* **URAIAN TUGAS 1**
Pada entri, tulis ulang baris dari baris yang memuat "metric-card-salinity[interactable]: SALINITY 31.3" sampai baris yang memuat "growth-forecast: Growth Forecast: Based" dengan mengganti "USUAL" menjadi "NORMAL", tanpa mengubah bagian lain.

* **KUTIPAN TEKS**
Teks Oleh : Saddam Husein (Wakil Ketua Umum RADIKAL Unasman)
“mua’ landuro’o anna’
mallambi’o tau maroa’, pa’balui nasangi gollamu, dian tu’u dio doi’ di bate-bate
nasamboi talimbangan (jika engkau melihat orang ramai sementara menumbuk,
juallah semua gulamu, ada uang diatas bate-bate
yang di tutupi kulit dari pohon tadu).
Petunjuk tersebut
diucapkan seorang pak tua, memakai
kopiah putih dengan sorban kuning yang dikenakan, memberi petunjuk kepada
seorang penjual gula merah. Tanpa sempat mengucapkan sepatah kata, si penjual
gula merah melanjutkan perjalanan
dibawah terpaan teriknya matahari yang cukup menyengat.

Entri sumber
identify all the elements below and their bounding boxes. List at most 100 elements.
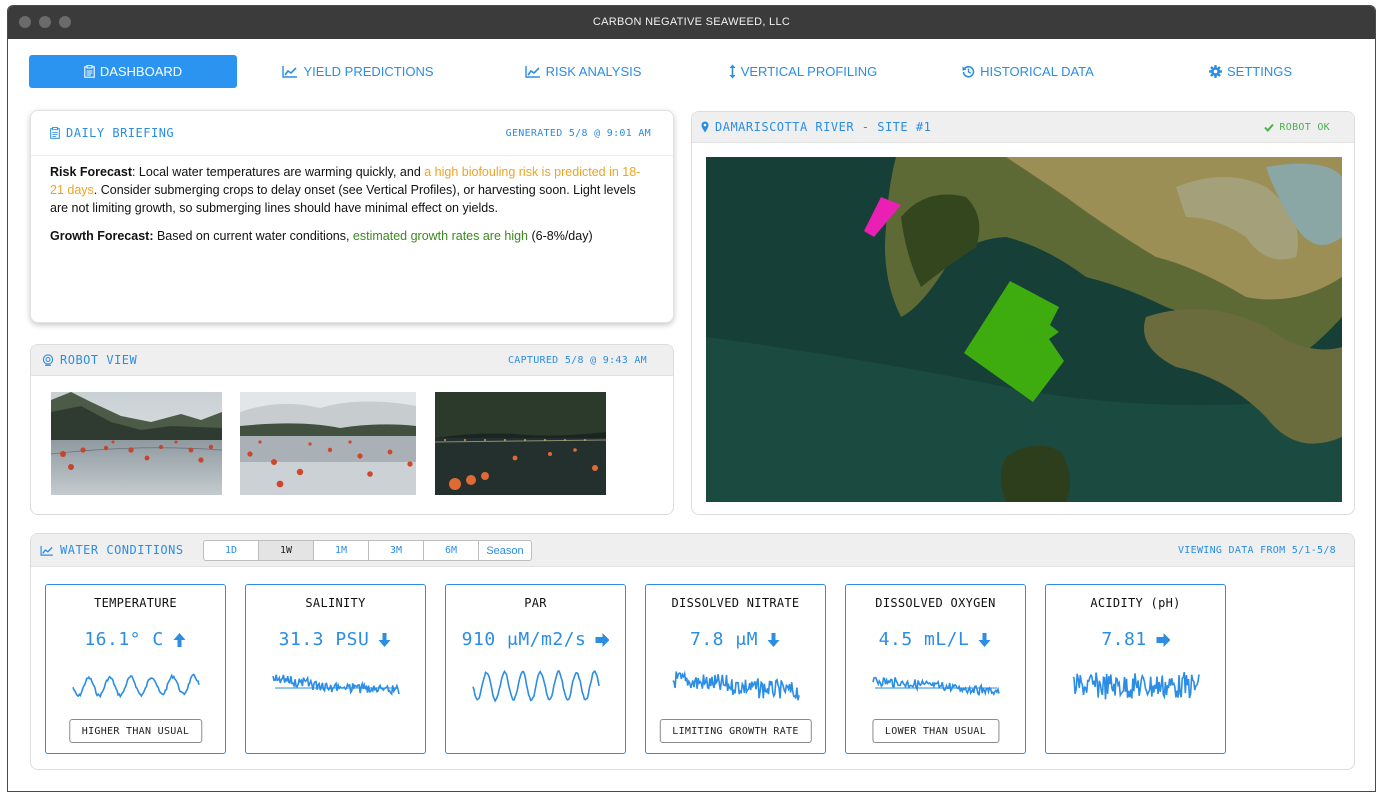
metric-card-salinity[interactable]: SALINITY 31.3 PSU	[245, 584, 426, 754]
metric-card-temperature[interactable]: TEMPERATURE 16.1° C HIGHER THAN USUAL	[45, 584, 226, 754]
daily-briefing-title: DAILY BRIEFING	[66, 126, 175, 140]
tab-historical-data[interactable]: HISTORICAL DATA	[953, 55, 1103, 88]
metric-status-badge: LOWER THAN USUAL	[871, 719, 1000, 743]
metric-value: 16.1° C	[84, 629, 164, 650]
robot-photo-2[interactable]	[240, 392, 416, 495]
sparkline-trace	[272, 674, 400, 696]
map-pin-icon	[701, 121, 709, 133]
line-chart-icon	[40, 545, 53, 556]
history-icon	[962, 65, 975, 78]
briefing-text: Risk Forecast: Local water temperatures …	[50, 163, 650, 255]
growth-forecast: Growth Forecast: Based on current water …	[50, 227, 650, 245]
robot-view-title-wrap: ROBOT VIEW	[42, 345, 137, 375]
tab-risk-analysis[interactable]: RISK ANALYSIS	[513, 55, 653, 88]
title-bar: CARBON NEGATIVE SEAWEED, LLC	[8, 6, 1375, 39]
arrow-up-icon	[173, 632, 186, 647]
arrow-down-icon	[767, 632, 780, 647]
tab-vertical-profiling[interactable]: VERTICAL PROFILING	[723, 55, 883, 88]
sparkline-trace	[472, 669, 600, 703]
metric-sparkline	[472, 669, 600, 703]
sparkline-trace	[872, 676, 1000, 697]
tab-risk-analysis-label: RISK ANALYSIS	[545, 64, 642, 79]
water-conditions-title-wrap: WATER CONDITIONS	[40, 534, 184, 566]
viewing-range-text: VIEWING DATA FROM 5/1-5/8	[1177, 544, 1336, 556]
metric-value: 910 μM/m2/s	[461, 629, 587, 650]
arrow-down-icon	[978, 632, 991, 647]
metric-value: 7.81	[1101, 629, 1147, 650]
tab-dashboard[interactable]: DASHBOARD	[29, 55, 237, 88]
window-title: CARBON NEGATIVE SEAWEED, LLC	[592, 16, 791, 28]
robot-view-captured-time: CAPTURED 5/8 @ 9:43 AM	[507, 354, 647, 366]
range-1m[interactable]: 1M	[314, 541, 369, 560]
metric-card-par[interactable]: PAR 910 μM/m2/s	[445, 584, 626, 754]
metric-title: SALINITY	[305, 596, 366, 610]
time-range-selector: 1D 1W 1M 3M 6M Season	[203, 540, 532, 561]
metric-card-dissolved-oxygen[interactable]: DISSOLVED OXYGEN 4.5 mL/L LOWER THAN USUAL	[845, 584, 1026, 754]
growth-forecast-highlight: estimated growth rates are high	[352, 229, 529, 243]
metric-sparkline	[272, 674, 400, 696]
site-title: DAMARISCOTTA RIVER - SITE #1	[715, 120, 932, 134]
metric-title: ACIDITY (pH)	[1090, 596, 1181, 610]
water-conditions-card: WATER CONDITIONS 1D 1W 1M 3M 6M Season V…	[30, 533, 1355, 770]
robot-status: ROBOT OK	[1264, 112, 1330, 142]
metric-title: TEMPERATURE	[94, 596, 177, 610]
daily-briefing-title-wrap: DAILY BRIEFING	[50, 111, 174, 155]
metric-title: DISSOLVED NITRATE	[671, 596, 800, 610]
clipboard-icon	[50, 127, 60, 139]
range-1w[interactable]: 1W	[259, 541, 314, 560]
metric-status-badge: LIMITING GROWTH RATE	[659, 719, 812, 743]
range-season[interactable]: Season	[479, 541, 531, 560]
line-chart-icon	[282, 66, 298, 78]
tab-yield-predictions-label: YIELD PREDICTIONS	[303, 64, 434, 79]
metric-sparkline	[1072, 671, 1200, 700]
robot-view-title: ROBOT VIEW	[60, 353, 138, 367]
metric-title: DISSOLVED OXYGEN	[875, 596, 996, 610]
metric-value-row: 31.3 PSU	[246, 629, 425, 650]
risk-forecast-text: : Local water temperatures are warming q…	[131, 165, 425, 179]
gear-icon	[1208, 65, 1222, 78]
metric-value-row: 910 μM/m2/s	[446, 629, 625, 650]
growth-forecast-text: Based on current water conditions,	[153, 229, 353, 243]
metric-value-row: 4.5 mL/L	[846, 629, 1025, 650]
robot-photo-3[interactable]	[435, 392, 606, 495]
water-conditions-header: WATER CONDITIONS 1D 1W 1M 3M 6M Season V…	[31, 534, 1354, 567]
risk-forecast-text-2: . Consider submerging crops to delay ons…	[50, 183, 636, 215]
metric-value: 7.8 μM	[689, 629, 759, 650]
metric-value-row: 7.8 μM	[646, 629, 825, 650]
water-conditions-title: WATER CONDITIONS	[60, 543, 184, 557]
arrow-right-icon	[1156, 632, 1170, 647]
risk-forecast: Risk Forecast: Local water temperatures …	[50, 163, 650, 217]
metric-card-dissolved-nitrate[interactable]: DISSOLVED NITRATE 7.8 μM LIMITING GROWTH R…	[645, 584, 826, 754]
tab-yield-predictions[interactable]: YIELD PREDICTIONS	[278, 55, 438, 88]
metric-status-badge: HIGHER THAN USUAL	[68, 719, 203, 743]
robot-view-card: ROBOT VIEW CAPTURED 5/8 @ 9:43 AM	[30, 344, 674, 515]
line-chart-icon	[524, 66, 540, 78]
daily-briefing-header: DAILY BRIEFING GENERATED 5/8 @ 9:01 AM	[31, 111, 673, 156]
metric-sparkline	[872, 676, 1000, 697]
tab-settings[interactable]: SETTINGS	[1203, 55, 1298, 88]
range-1d[interactable]: 1D	[204, 541, 259, 560]
sparkline-trace	[672, 670, 800, 701]
range-3m[interactable]: 3M	[369, 541, 424, 560]
range-6m[interactable]: 6M	[424, 541, 479, 560]
app-window: CARBON NEGATIVE SEAWEED, LLC DASHBOARD Y…	[7, 5, 1376, 792]
metric-card-acidity[interactable]: ACIDITY (pH) 7.81	[1045, 584, 1226, 754]
sparkline-trace	[72, 673, 200, 699]
robot-photo-1[interactable]	[51, 392, 222, 495]
robot-status-label: ROBOT OK	[1279, 121, 1330, 133]
metric-value-row: 16.1° C	[46, 629, 225, 650]
satellite-map[interactable]	[706, 157, 1342, 502]
clipboard-icon	[84, 65, 95, 78]
tab-dashboard-label: DASHBOARD	[99, 64, 183, 79]
growth-forecast-label: Growth Forecast:	[50, 229, 154, 243]
tab-vertical-profiling-label: VERTICAL PROFILING	[740, 64, 878, 79]
site-map-header: DAMARISCOTTA RIVER - SITE #1 ROBOT OK	[692, 112, 1354, 143]
sparkline-trace	[1072, 671, 1200, 700]
metric-value-row: 7.81	[1046, 629, 1225, 650]
metric-value: 31.3 PSU	[278, 629, 370, 650]
metric-title: PAR	[524, 596, 547, 610]
arrow-right-icon	[595, 632, 610, 647]
camera-icon	[42, 354, 54, 366]
daily-briefing-card: DAILY BRIEFING GENERATED 5/8 @ 9:01 AM R…	[30, 110, 674, 323]
metric-sparkline	[672, 670, 800, 701]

* **URAIAN TUGAS 2**
Jawablah pertanyaan berikut berdasarkan kutipan teks:
(a) Apa yang dikenakan pak tua yang memberi petunjuk?
(b) Kepada siapa petunjuk itu diberikan?
(c) Menurut terjemahan petunjuk itu, uang di atas bate-bate ditutupi apa?

* **JAWABAN TERTULIS 1**
metric-card-salinity[interactable]: SALINITY 31.3 PSU	[245, 584, 426, 754]
metric-card-temperature[interactable]: TEMPERATURE 16.1° C HIGHER THAN NORMAL	[45, 584, 226, 754]
daily-briefing-title: DAILY BRIEFING	[66, 126, 175, 140]
tab-historical-data[interactable]: HISTORICAL DATA	[953, 55, 1103, 88]
metric-status-badge: LOWER THAN NORMAL	[871, 719, 1000, 743]
metric-value: 16.1° C	[84, 629, 164, 650]
robot-photo-2[interactable]	[240, 392, 416, 495]
sparkline-trace	[272, 674, 400, 696]
map-pin-icon	[701, 121, 709, 133]
line-chart-icon	[40, 545, 53, 556]
history-icon	[962, 65, 975, 78]
briefing-text: Risk Forecast: Local water temperatures …	[50, 163, 650, 255]
growth-forecast: Growth Forecast: Based on current water …	[50, 227, 650, 245]

* **JAWABAN TERTULIS 2**
(a) Kopiah putih dan sorban kuning.
(b) Kepada seorang penjual gula merah.
(c) Kulit dari pohon tadu.